• _Task details_
Search the records that follow and extract every line containing the string "River".

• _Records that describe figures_
↓

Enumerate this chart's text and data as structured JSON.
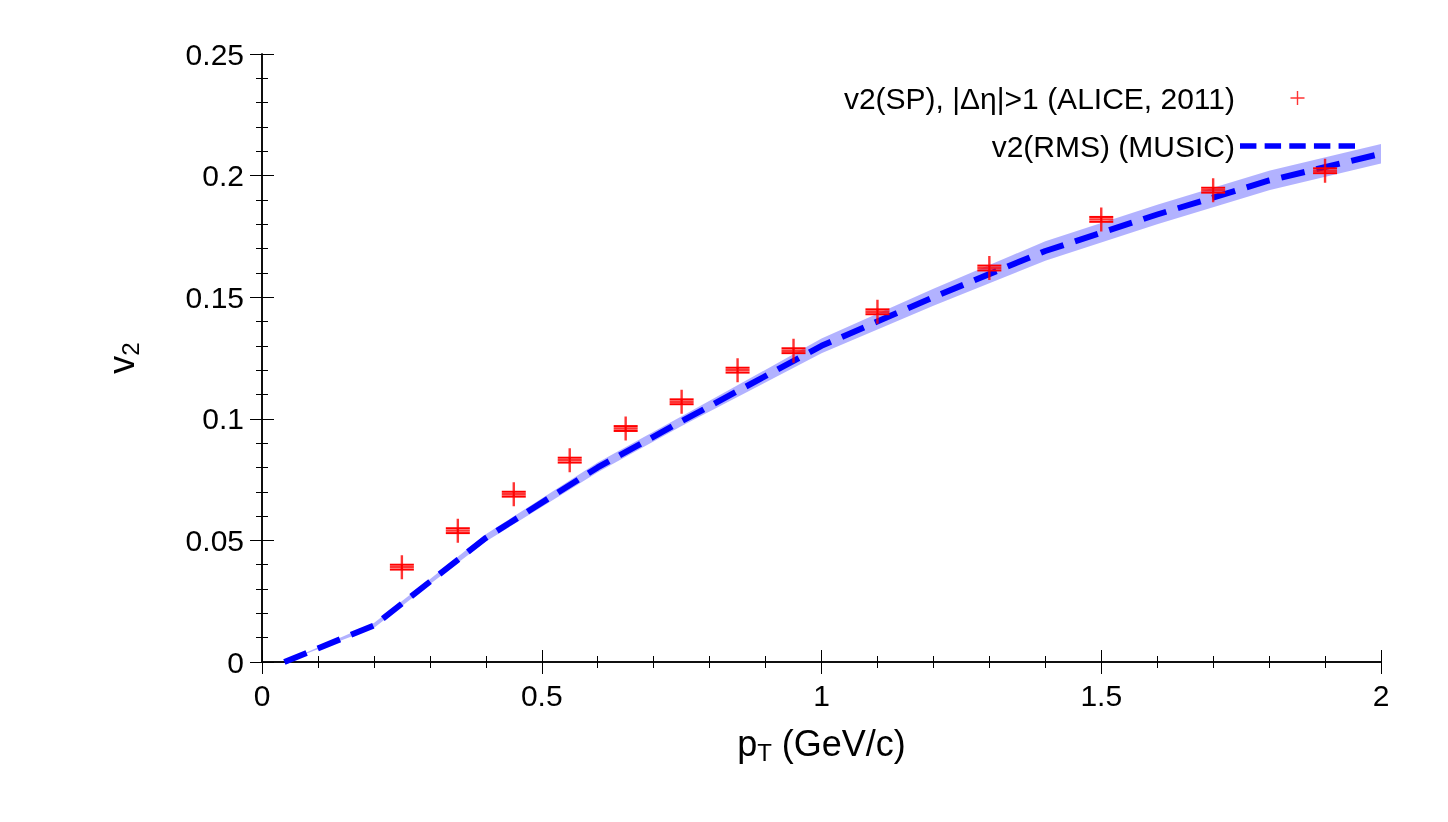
{
  "chart_data": {
    "type": "scatter",
    "xlabel": "p$_{T}$ (GeV/c)",
    "ylabel": "v$_{2}$",
    "xlim": [
      0,
      2
    ],
    "xticks": [
      0,
      0.5,
      1,
      1.5,
      2
    ],
    "ylim": [
      0,
      0.25
    ],
    "yticks": [
      0,
      0.05,
      0.1,
      0.15,
      0.2,
      0.25
    ],
    "grid": false,
    "legend": "top right",
    "series": [
      {
        "name": "v2(SP), |Δη|>1 (ALICE, 2011)",
        "marker": "cross",
        "color": "#ff0000",
        "x": [
          0.25,
          0.35,
          0.45,
          0.55,
          0.65,
          0.75,
          0.85,
          0.95,
          1.1,
          1.3,
          1.5,
          1.7,
          1.9
        ],
        "values": [
          0.039,
          0.054,
          0.069,
          0.083,
          0.096,
          0.107,
          0.12,
          0.128,
          0.144,
          0.162,
          0.182,
          0.194,
          0.202
        ],
        "errors": [
          0.001,
          0.001,
          0.001,
          0.001,
          0.001,
          0.001,
          0.001,
          0.001,
          0.001,
          0.001,
          0.001,
          0.001,
          0.001
        ]
      },
      {
        "name": "v2(RMS) (MUSIC)",
        "type": "line",
        "marker": "none",
        "line_style": "dashed",
        "color": "#0000ff",
        "x": [
          0.04,
          0.2,
          0.3,
          0.4,
          0.6,
          0.75,
          1,
          1.2,
          1.4,
          1.6,
          1.8,
          2
        ],
        "values": [
          0,
          0.015,
          0.033,
          0.051,
          0.08,
          0.099,
          0.13,
          0.15,
          0.169,
          0.184,
          0.198,
          0.209
        ],
        "lower": [
          0,
          0.014,
          0.032,
          0.0495,
          0.078,
          0.097,
          0.127,
          0.1465,
          0.165,
          0.18,
          0.194,
          0.205
        ],
        "upper": [
          0,
          0.016,
          0.034,
          0.0525,
          0.082,
          0.101,
          0.133,
          0.1535,
          0.173,
          0.188,
          0.202,
          0.213
        ]
      }
    ]
  }
}
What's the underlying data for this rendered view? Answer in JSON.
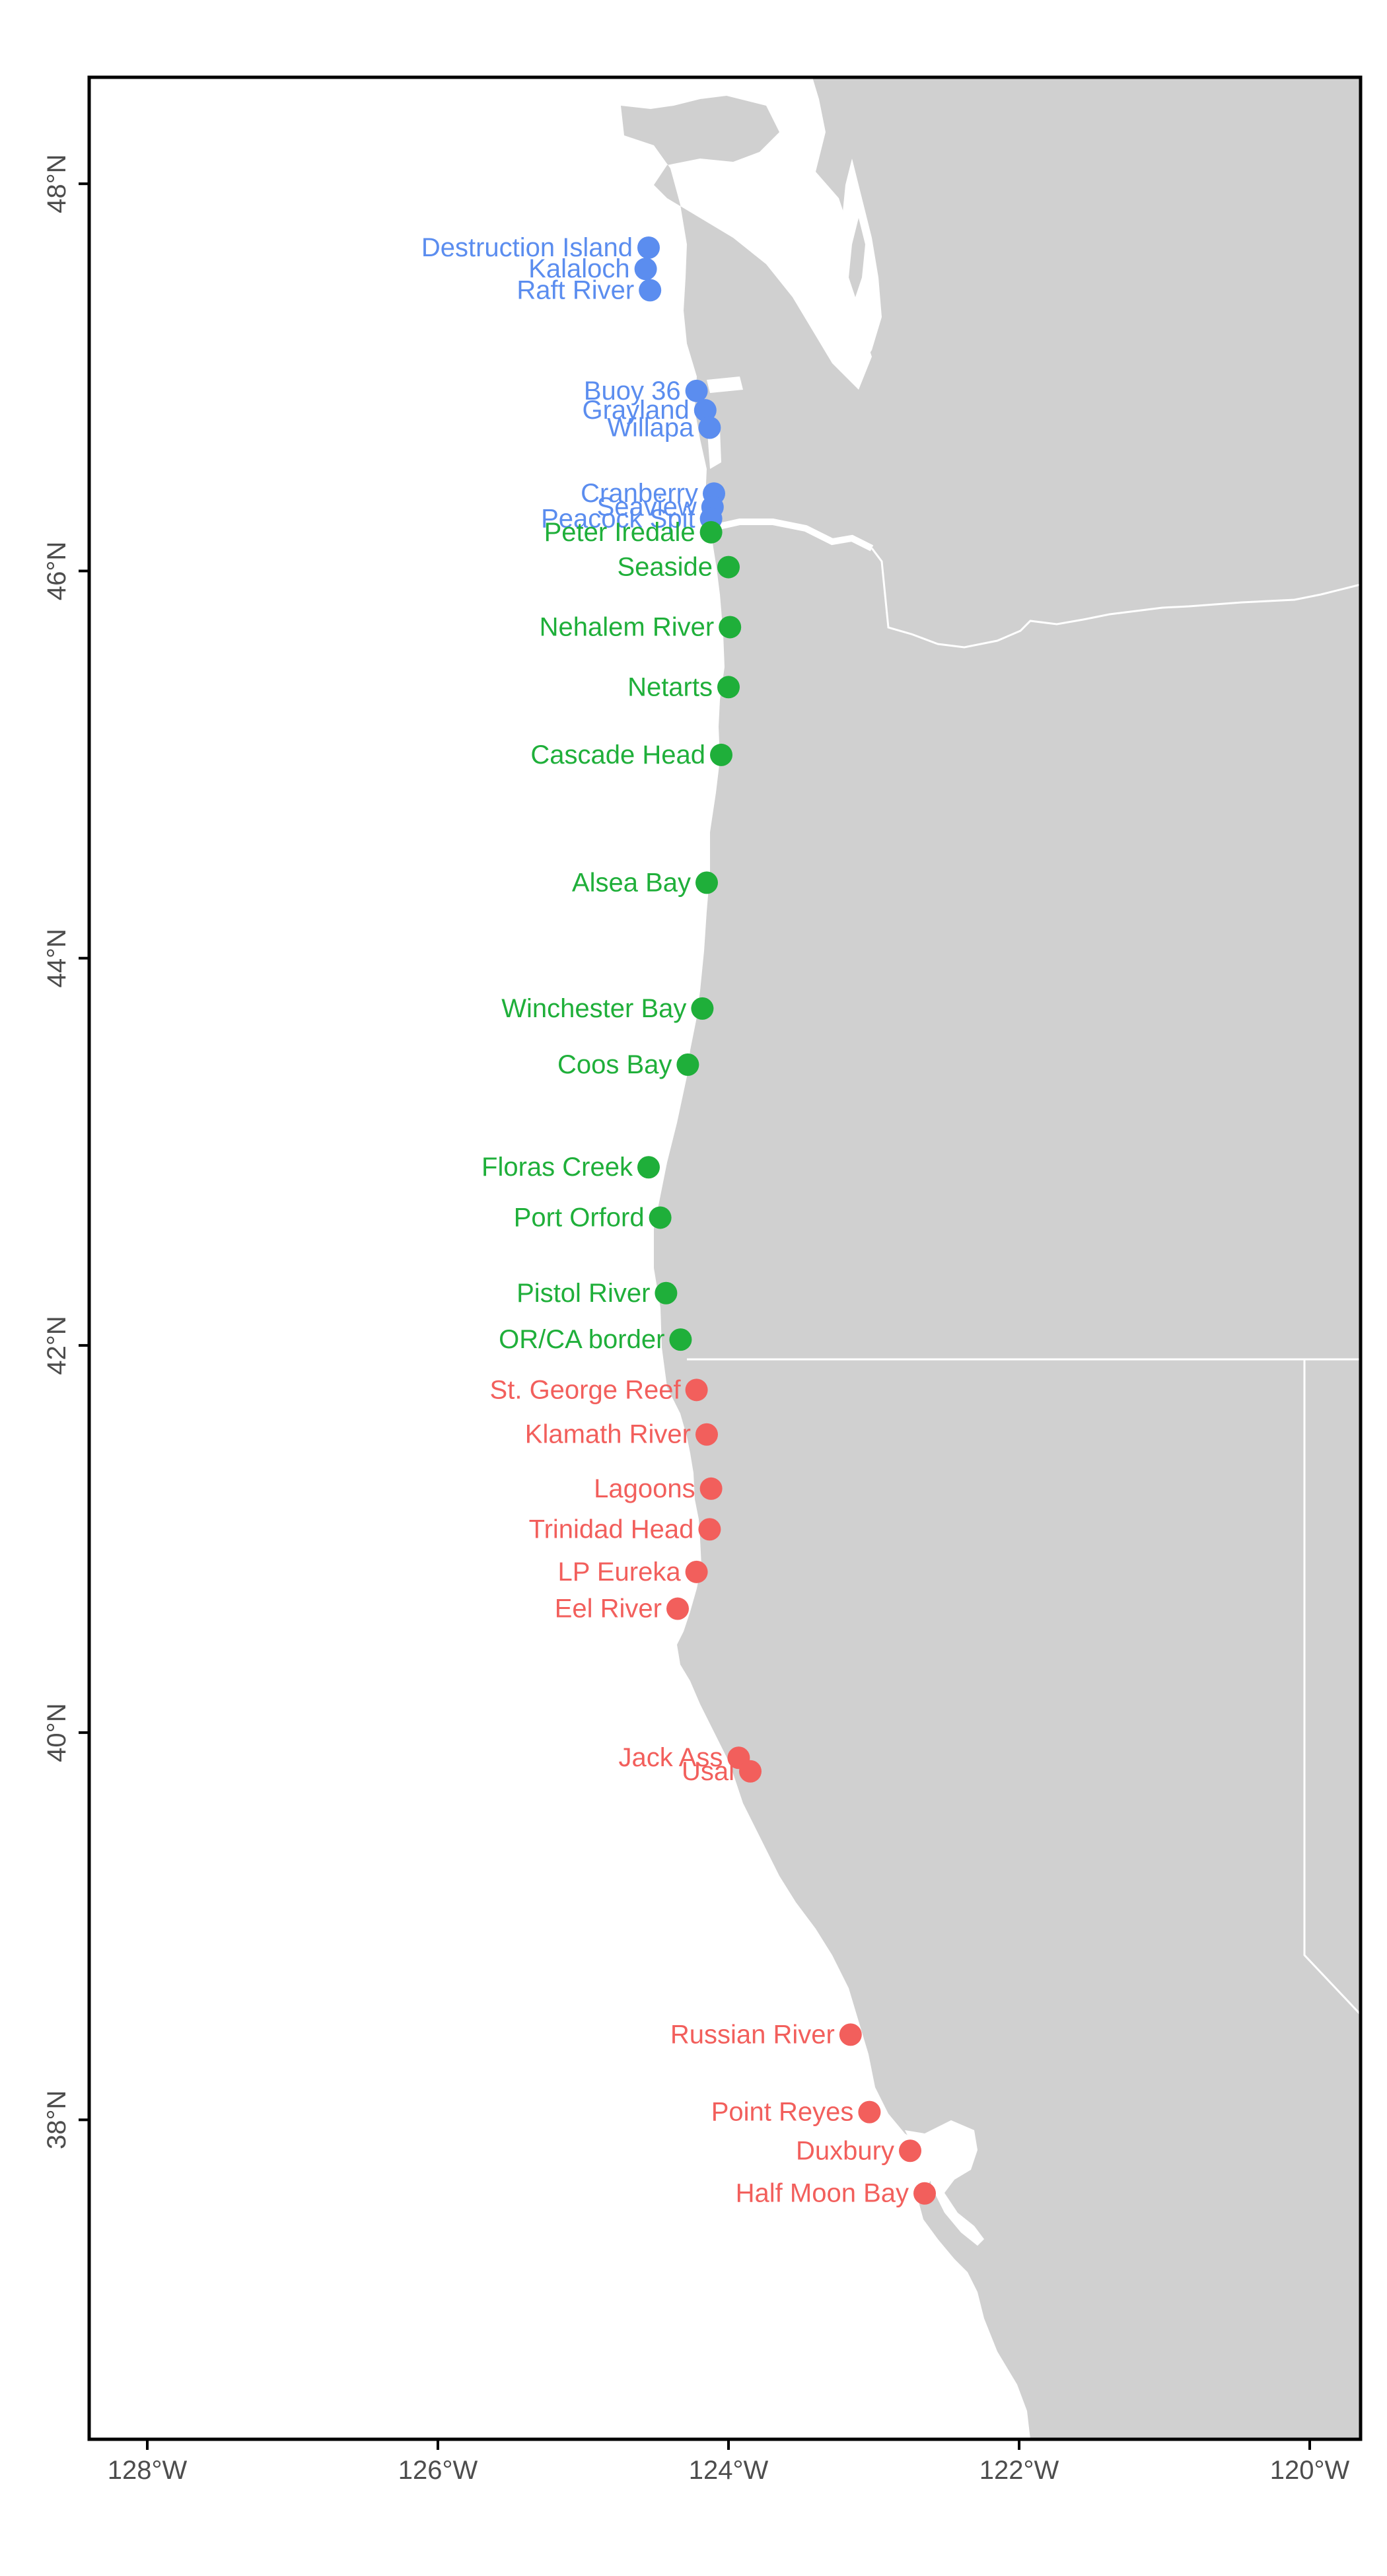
{
  "map": {
    "colors": {
      "washington": "#5B8DEF",
      "oregon": "#1FAF3A",
      "california": "#F25F5C",
      "land": "#d0d0d0",
      "water": "#ffffff",
      "border": "#ffffff",
      "axis": "#000000",
      "tick_text": "#4d4d4d"
    },
    "x_axis": {
      "range": [
        -128.4,
        -119.65
      ],
      "ticks": [
        {
          "value": -128,
          "label": "128°W"
        },
        {
          "value": -126,
          "label": "126°W"
        },
        {
          "value": -124,
          "label": "124°W"
        },
        {
          "value": -122,
          "label": "122°W"
        },
        {
          "value": -120,
          "label": "120°W"
        }
      ]
    },
    "y_axis": {
      "range": [
        36.35,
        48.55
      ],
      "ticks": [
        {
          "value": 38,
          "label": "38°N"
        },
        {
          "value": 40,
          "label": "40°N"
        },
        {
          "value": 42,
          "label": "42°N"
        },
        {
          "value": 44,
          "label": "44°N"
        },
        {
          "value": 46,
          "label": "46°N"
        },
        {
          "value": 48,
          "label": "48°N"
        }
      ]
    },
    "sites": [
      {
        "name": "Destruction Island",
        "lon": -124.55,
        "lat": 47.67,
        "region": "washington"
      },
      {
        "name": "Kalaloch",
        "lon": -124.57,
        "lat": 47.56,
        "region": "washington"
      },
      {
        "name": "Raft River",
        "lon": -124.54,
        "lat": 47.45,
        "region": "washington"
      },
      {
        "name": "Buoy 36",
        "lon": -124.22,
        "lat": 46.93,
        "region": "washington"
      },
      {
        "name": "Grayland",
        "lon": -124.16,
        "lat": 46.83,
        "region": "washington"
      },
      {
        "name": "Willapa",
        "lon": -124.13,
        "lat": 46.74,
        "region": "washington"
      },
      {
        "name": "Cranberry",
        "lon": -124.1,
        "lat": 46.4,
        "region": "washington"
      },
      {
        "name": "Seaview",
        "lon": -124.11,
        "lat": 46.33,
        "region": "washington"
      },
      {
        "name": "Peacock Spit",
        "lon": -124.12,
        "lat": 46.27,
        "region": "washington"
      },
      {
        "name": "Peter Iredale",
        "lon": -124.12,
        "lat": 46.2,
        "region": "oregon"
      },
      {
        "name": "Seaside",
        "lon": -124.0,
        "lat": 46.02,
        "region": "oregon"
      },
      {
        "name": "Nehalem River",
        "lon": -123.99,
        "lat": 45.71,
        "region": "oregon"
      },
      {
        "name": "Netarts",
        "lon": -124.0,
        "lat": 45.4,
        "region": "oregon"
      },
      {
        "name": "Cascade Head",
        "lon": -124.05,
        "lat": 45.05,
        "region": "oregon"
      },
      {
        "name": "Alsea Bay",
        "lon": -124.15,
        "lat": 44.39,
        "region": "oregon"
      },
      {
        "name": "Winchester Bay",
        "lon": -124.18,
        "lat": 43.74,
        "region": "oregon"
      },
      {
        "name": "Coos Bay",
        "lon": -124.28,
        "lat": 43.45,
        "region": "oregon"
      },
      {
        "name": "Floras Creek",
        "lon": -124.55,
        "lat": 42.92,
        "region": "oregon"
      },
      {
        "name": "Port Orford",
        "lon": -124.47,
        "lat": 42.66,
        "region": "oregon"
      },
      {
        "name": "Pistol River",
        "lon": -124.43,
        "lat": 42.27,
        "region": "oregon"
      },
      {
        "name": "OR/CA border",
        "lon": -124.33,
        "lat": 42.03,
        "region": "oregon"
      },
      {
        "name": "St. George Reef",
        "lon": -124.22,
        "lat": 41.77,
        "region": "california"
      },
      {
        "name": "Klamath River",
        "lon": -124.15,
        "lat": 41.54,
        "region": "california"
      },
      {
        "name": "Lagoons",
        "lon": -124.12,
        "lat": 41.26,
        "region": "california"
      },
      {
        "name": "Trinidad Head",
        "lon": -124.13,
        "lat": 41.05,
        "region": "california"
      },
      {
        "name": "LP Eureka",
        "lon": -124.22,
        "lat": 40.83,
        "region": "california"
      },
      {
        "name": "Eel River",
        "lon": -124.35,
        "lat": 40.64,
        "region": "california"
      },
      {
        "name": "Jack Ass",
        "lon": -123.93,
        "lat": 39.87,
        "region": "california"
      },
      {
        "name": "Usal",
        "lon": -123.85,
        "lat": 39.8,
        "region": "california"
      },
      {
        "name": "Russian River",
        "lon": -123.16,
        "lat": 38.44,
        "region": "california"
      },
      {
        "name": "Point Reyes",
        "lon": -123.03,
        "lat": 38.04,
        "region": "california"
      },
      {
        "name": "Duxbury",
        "lon": -122.75,
        "lat": 37.84,
        "region": "california"
      },
      {
        "name": "Half Moon Bay",
        "lon": -122.65,
        "lat": 37.62,
        "region": "california"
      }
    ]
  }
}
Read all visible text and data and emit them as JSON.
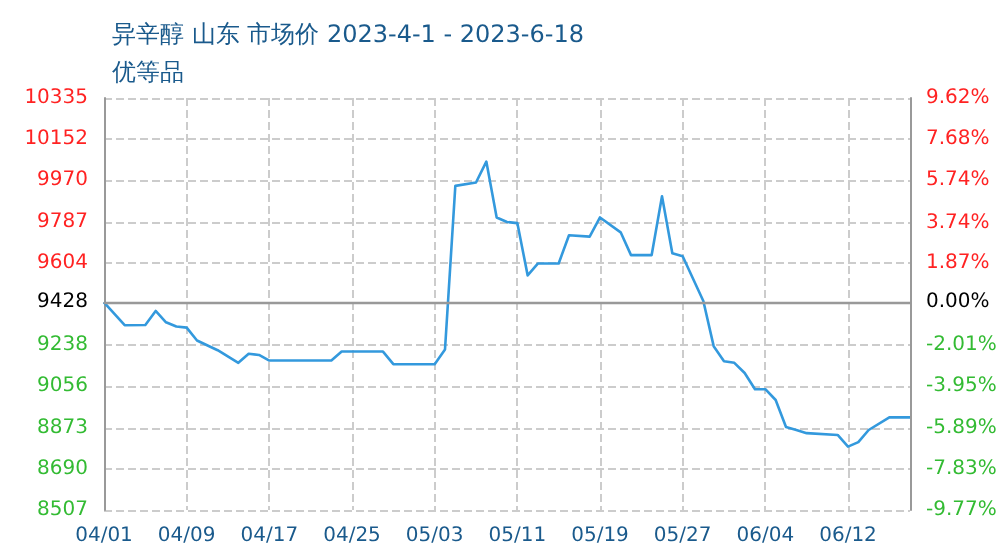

↑

• _Correct result_
        "name": "Raft River",
        "name": "Nehalem River",
        "name": "Pistol River",
        "name": "Klamath River",
        "name": "Eel River",
        "name": "Russian River",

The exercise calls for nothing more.